De tels constats sont, en tant que tels, de nature à influer sur l’analyse des actes et décisions pris par un ordre professionnel tels que le CNOM ou le CNOCD. En effet, la primauté du droit communautaire exige que soit laissée inappliquée toute disposition d'une loi nationale contraire à une règle communautaire et ce devoir de laisser inappliquée une législation nationale contraire au droit communautaire incombe non seulement aux juridictions nationales, mais également à tous les organes de l'État, y compris les autorités administratives (voir not. CJCE, 22 juin 1989, aff. 103/88 ; CJUE, 9 sept. 2003, aff.  C-198/01). C’est la raison pour laquelle, dans les deux présentes affaires, les services d’instruction ont considéré qu’il convenait de laisser inappliquées les dispositions des articles R. 4127-19, R. 4127-215 et R. 4127-225 du Code de la santé publique et de constater, aux cas d’espèces, des pratiques de boycott commises par le CNOM et le CNOCD.
Néanmoins, l’Autorité constate que, indépendamment de toute appréciation de l’existence des boycotts et de la contrariété des dispositions précitées du Code de la santé publique avec le droit européen, les interventions du CNOM et du CNOCD sont aussi fondées sur plusieurs dispositions essentielles applicables aux médecins et aux chirurgiens-dentistes, dont la conformité avec le droit européen n’est pas remise en cause. Et ces agissements relèvent de l’accomplissement par les ordres concernés, des missions de service public qui leur sont dévolues par la loi, en particulier, le devoir de veiller au respect de la déontologie par les professionnels concernés et la défense de l’honneur et de l’indépendance de la profession. Ces actions traduisent ainsi, dans les circonstances de l’espèce, l’exercice tant par le CNOM, que par le CNOCD, dans une mesure non manifestement inappropriée, de prérogatives de puissance publique. Il en résulte que les pratiques reprochées ne relèvent pas de la compétence de l’Autorité et que les saisines doivent donc être déclarées irrecevables en application du 1er alinéa de l’article L. 462-8 du Code de commerce.

## Entrées du jeu de données
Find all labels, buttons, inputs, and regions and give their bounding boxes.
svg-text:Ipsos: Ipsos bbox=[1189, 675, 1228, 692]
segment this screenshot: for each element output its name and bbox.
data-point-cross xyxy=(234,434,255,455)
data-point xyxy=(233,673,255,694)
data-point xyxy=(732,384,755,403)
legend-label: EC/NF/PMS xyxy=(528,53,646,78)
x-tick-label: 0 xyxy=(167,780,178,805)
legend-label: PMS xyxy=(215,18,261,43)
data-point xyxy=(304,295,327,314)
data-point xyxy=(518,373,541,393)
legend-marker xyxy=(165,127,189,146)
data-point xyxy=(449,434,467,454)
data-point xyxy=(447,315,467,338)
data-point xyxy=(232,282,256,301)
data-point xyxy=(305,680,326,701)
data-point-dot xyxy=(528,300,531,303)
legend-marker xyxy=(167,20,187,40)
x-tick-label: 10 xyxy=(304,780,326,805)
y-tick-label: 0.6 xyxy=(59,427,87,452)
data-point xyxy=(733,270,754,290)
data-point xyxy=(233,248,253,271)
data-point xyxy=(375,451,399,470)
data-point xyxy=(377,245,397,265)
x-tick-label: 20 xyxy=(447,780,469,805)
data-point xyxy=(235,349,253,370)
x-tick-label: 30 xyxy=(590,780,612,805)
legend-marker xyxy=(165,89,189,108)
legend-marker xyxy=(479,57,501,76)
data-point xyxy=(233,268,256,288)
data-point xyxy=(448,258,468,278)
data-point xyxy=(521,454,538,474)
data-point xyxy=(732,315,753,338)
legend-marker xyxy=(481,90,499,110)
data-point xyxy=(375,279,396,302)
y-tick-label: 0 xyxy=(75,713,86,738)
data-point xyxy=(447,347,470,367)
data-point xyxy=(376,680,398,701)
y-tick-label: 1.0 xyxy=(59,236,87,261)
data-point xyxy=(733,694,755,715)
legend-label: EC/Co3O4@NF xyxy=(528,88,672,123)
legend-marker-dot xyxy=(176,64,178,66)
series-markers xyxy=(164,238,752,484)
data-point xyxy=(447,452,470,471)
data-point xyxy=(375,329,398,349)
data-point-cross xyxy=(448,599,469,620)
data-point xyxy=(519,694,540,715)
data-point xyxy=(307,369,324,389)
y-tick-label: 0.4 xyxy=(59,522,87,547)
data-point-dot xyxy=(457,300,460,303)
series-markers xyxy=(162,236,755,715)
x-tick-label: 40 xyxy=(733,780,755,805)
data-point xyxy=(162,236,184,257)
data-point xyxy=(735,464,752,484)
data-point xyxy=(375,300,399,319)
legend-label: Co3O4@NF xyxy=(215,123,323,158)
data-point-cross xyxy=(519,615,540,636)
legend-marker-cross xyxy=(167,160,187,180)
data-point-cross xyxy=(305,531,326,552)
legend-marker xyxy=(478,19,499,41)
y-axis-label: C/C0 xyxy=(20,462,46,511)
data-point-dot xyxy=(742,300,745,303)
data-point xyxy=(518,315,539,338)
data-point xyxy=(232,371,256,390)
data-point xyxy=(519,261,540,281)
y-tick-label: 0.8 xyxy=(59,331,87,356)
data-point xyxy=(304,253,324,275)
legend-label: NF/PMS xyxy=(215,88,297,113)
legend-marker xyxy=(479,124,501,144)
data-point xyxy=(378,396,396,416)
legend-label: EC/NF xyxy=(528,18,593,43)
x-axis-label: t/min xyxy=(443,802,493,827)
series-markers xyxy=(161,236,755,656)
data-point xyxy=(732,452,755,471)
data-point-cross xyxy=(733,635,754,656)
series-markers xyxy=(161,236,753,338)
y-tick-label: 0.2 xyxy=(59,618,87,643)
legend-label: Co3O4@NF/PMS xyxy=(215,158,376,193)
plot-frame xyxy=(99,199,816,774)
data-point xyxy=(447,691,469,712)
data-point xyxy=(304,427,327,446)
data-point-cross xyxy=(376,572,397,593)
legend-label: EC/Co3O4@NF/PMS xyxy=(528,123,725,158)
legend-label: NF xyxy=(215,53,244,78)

## Consigne
D'après le texte à lire, en application de quelle disposition les saisines doivent-elles être déclarées irrecevables ?

## Réponse
En application du 1er alinéa de l'article L. 462-8 du Code de commerce.